## What needs to be done
Find the word "Willett" in the data, then copy each line where it is found.

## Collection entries
----------------------------------------
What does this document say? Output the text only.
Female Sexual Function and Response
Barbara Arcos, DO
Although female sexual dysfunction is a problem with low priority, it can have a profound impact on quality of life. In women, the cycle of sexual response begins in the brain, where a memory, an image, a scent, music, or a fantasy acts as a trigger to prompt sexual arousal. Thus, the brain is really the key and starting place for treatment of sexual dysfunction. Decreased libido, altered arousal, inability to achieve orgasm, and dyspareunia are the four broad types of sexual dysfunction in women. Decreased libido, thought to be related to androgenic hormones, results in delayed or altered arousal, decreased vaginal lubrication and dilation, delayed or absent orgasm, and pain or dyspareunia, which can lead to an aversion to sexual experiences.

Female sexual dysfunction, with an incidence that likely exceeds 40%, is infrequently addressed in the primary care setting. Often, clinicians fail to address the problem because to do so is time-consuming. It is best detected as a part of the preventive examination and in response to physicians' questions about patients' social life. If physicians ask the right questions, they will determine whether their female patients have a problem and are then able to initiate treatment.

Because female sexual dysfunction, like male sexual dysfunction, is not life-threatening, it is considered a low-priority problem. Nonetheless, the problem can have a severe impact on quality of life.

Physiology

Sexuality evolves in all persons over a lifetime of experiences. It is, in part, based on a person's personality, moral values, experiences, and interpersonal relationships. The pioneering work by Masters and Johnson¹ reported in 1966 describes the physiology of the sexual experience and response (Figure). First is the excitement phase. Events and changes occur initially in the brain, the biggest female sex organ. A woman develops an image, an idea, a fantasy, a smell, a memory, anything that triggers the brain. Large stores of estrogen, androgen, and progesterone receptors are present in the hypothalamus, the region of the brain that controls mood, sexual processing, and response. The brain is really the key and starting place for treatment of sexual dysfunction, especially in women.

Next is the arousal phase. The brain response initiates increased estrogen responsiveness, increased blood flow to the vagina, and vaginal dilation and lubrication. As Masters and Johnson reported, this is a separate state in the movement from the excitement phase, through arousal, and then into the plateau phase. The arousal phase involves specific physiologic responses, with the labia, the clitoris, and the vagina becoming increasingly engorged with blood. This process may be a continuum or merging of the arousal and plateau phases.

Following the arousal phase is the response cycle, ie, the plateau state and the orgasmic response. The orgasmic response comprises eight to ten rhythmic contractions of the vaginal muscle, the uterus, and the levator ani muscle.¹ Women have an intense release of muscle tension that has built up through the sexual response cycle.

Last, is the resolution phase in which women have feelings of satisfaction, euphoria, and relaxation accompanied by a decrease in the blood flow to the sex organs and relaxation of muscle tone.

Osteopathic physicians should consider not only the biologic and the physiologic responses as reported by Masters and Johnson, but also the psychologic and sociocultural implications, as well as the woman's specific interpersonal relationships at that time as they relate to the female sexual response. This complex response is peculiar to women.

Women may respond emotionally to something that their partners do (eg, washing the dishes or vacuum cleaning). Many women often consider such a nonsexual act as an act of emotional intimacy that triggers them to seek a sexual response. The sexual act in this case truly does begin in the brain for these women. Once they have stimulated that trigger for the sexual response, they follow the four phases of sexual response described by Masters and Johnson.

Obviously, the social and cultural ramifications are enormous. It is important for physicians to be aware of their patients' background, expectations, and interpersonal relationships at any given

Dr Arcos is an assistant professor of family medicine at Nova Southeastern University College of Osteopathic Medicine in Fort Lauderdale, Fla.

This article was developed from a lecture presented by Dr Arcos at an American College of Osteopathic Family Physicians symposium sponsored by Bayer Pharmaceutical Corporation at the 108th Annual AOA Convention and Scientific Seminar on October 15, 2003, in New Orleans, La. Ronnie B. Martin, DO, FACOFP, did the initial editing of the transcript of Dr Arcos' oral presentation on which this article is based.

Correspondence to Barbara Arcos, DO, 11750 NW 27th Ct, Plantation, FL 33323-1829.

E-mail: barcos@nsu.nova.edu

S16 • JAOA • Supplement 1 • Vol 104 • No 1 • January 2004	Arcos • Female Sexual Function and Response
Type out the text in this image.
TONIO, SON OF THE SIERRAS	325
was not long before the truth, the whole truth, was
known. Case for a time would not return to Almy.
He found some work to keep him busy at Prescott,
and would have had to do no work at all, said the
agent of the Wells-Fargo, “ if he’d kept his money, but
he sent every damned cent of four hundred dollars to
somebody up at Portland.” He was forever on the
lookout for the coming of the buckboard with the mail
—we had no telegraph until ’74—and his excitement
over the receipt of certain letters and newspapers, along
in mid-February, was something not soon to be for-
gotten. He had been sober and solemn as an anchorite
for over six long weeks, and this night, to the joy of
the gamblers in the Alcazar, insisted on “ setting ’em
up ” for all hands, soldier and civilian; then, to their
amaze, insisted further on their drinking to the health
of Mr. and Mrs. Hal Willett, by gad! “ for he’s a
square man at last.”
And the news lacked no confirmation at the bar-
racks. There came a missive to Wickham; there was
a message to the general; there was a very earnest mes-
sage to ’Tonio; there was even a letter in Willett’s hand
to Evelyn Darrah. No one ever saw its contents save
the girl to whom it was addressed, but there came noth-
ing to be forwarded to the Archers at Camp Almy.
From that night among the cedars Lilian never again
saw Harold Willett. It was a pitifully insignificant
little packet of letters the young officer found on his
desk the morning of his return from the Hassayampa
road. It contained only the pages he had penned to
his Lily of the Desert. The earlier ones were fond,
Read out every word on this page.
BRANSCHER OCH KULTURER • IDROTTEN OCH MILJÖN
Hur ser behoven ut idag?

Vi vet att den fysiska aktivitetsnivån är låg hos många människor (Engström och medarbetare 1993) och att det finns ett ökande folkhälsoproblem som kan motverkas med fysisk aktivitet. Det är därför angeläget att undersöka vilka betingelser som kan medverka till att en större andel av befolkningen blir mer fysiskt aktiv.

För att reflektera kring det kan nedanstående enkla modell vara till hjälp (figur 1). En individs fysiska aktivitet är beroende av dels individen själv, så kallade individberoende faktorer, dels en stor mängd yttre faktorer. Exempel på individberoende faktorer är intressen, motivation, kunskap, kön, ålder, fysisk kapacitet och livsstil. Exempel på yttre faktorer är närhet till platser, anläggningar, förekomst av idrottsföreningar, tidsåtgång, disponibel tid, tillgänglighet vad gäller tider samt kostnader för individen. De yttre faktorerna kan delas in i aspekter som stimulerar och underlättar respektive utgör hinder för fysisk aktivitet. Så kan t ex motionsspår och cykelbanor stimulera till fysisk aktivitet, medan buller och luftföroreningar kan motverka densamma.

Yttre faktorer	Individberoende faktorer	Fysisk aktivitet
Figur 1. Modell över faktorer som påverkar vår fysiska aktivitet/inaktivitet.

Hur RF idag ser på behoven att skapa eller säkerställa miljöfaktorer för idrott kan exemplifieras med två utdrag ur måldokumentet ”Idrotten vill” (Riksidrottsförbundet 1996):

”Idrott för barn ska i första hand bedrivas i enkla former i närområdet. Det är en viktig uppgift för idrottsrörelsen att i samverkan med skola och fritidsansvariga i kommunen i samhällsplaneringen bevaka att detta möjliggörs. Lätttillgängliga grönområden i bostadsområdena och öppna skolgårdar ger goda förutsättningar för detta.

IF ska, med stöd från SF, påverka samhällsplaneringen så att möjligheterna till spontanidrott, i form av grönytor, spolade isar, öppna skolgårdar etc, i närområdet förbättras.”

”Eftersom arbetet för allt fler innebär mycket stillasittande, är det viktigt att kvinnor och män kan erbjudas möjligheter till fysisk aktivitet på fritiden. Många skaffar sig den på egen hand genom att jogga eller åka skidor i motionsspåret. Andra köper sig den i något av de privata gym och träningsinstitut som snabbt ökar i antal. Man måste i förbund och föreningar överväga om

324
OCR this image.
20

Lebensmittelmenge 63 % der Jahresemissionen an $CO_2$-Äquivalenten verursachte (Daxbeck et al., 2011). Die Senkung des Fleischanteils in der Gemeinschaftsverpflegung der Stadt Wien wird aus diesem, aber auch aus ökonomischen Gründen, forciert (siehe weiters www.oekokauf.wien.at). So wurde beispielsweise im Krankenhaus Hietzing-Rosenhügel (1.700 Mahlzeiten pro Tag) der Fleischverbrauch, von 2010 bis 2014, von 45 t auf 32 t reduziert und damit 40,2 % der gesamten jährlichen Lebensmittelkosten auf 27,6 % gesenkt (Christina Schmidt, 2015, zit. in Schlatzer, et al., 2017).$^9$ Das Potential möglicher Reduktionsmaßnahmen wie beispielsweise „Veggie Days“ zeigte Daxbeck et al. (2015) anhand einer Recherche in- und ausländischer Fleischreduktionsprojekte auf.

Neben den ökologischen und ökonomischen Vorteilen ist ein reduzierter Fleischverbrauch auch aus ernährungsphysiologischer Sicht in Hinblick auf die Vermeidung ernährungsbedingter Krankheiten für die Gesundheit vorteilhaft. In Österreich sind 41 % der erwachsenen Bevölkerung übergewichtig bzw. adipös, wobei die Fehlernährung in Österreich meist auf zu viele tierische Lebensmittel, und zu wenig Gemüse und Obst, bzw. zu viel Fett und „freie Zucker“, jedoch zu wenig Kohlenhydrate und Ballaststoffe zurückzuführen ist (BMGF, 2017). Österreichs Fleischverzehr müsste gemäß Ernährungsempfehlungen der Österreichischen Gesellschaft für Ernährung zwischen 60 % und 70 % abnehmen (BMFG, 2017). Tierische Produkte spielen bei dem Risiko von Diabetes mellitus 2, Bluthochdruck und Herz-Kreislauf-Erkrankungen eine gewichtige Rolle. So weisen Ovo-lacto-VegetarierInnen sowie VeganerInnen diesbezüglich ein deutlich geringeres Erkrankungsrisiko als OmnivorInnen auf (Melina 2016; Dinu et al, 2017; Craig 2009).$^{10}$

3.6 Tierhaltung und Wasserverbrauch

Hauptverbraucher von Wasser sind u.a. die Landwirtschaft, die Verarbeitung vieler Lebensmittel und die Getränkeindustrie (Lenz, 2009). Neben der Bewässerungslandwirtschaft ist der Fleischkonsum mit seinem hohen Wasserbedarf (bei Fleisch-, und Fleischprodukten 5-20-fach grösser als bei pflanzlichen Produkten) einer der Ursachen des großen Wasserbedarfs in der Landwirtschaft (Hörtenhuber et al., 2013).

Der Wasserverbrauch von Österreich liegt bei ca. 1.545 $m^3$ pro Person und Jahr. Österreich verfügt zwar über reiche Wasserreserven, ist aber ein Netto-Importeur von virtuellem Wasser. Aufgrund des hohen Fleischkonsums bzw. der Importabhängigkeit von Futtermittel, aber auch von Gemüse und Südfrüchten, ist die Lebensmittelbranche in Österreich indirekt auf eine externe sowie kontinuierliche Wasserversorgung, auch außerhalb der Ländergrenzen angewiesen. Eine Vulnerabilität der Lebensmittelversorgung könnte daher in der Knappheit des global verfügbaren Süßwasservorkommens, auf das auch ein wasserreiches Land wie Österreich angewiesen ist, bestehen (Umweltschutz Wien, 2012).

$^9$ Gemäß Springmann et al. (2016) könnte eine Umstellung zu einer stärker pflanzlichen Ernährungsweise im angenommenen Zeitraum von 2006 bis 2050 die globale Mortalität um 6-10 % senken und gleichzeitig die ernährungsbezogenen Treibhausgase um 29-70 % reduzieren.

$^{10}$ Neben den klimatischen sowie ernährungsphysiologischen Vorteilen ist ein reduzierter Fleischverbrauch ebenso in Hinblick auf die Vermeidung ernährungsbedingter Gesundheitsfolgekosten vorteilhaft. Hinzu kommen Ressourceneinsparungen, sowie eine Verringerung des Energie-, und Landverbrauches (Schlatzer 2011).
----------------------------------------
## Written solution
of Mr. and Mrs. Hal Willett, by gad! “ for he’s a
sage to ’Tonio; there was even a letter in Willett’s hand
saw Harold Willett. It was a pitifully insignificant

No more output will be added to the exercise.